What to produce >> Work out the number of lines in the records that include the word "temperature"; reply with that number alone.

Input data >>
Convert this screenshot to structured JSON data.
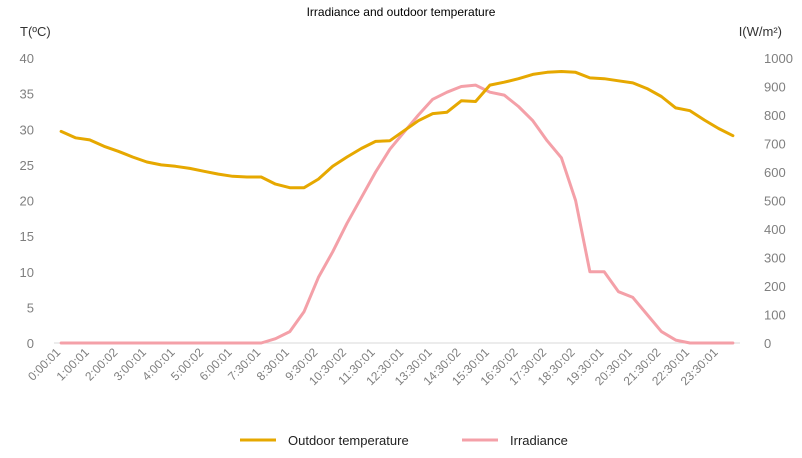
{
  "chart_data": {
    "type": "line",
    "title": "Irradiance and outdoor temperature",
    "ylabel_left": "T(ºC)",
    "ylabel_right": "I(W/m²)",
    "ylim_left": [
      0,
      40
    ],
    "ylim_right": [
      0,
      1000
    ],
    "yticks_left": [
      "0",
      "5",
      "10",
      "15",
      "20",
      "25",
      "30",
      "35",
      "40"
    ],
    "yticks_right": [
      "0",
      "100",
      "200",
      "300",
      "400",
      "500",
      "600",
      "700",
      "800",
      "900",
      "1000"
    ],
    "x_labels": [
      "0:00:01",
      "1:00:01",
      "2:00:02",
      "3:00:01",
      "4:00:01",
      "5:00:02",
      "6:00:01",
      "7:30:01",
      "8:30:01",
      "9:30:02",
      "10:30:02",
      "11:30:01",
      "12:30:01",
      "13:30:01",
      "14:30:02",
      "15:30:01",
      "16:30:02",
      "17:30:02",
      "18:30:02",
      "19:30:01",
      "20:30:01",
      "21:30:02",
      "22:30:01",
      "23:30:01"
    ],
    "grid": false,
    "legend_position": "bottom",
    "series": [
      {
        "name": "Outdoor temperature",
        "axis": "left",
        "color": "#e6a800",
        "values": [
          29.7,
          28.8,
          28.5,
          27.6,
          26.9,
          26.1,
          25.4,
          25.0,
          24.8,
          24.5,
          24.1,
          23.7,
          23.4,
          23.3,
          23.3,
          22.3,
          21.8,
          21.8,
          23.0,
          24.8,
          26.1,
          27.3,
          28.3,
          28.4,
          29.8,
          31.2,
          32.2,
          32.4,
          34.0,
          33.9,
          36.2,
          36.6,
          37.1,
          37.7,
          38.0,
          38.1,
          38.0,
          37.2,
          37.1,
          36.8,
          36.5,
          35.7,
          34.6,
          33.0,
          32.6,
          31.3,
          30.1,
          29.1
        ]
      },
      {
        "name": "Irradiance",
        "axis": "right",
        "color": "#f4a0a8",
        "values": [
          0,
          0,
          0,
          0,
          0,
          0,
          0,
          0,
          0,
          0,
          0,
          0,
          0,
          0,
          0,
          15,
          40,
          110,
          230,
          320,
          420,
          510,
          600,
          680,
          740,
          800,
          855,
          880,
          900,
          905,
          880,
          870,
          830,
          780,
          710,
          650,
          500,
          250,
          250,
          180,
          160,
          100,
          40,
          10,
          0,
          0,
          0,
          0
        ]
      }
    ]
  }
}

Worked solution >> 2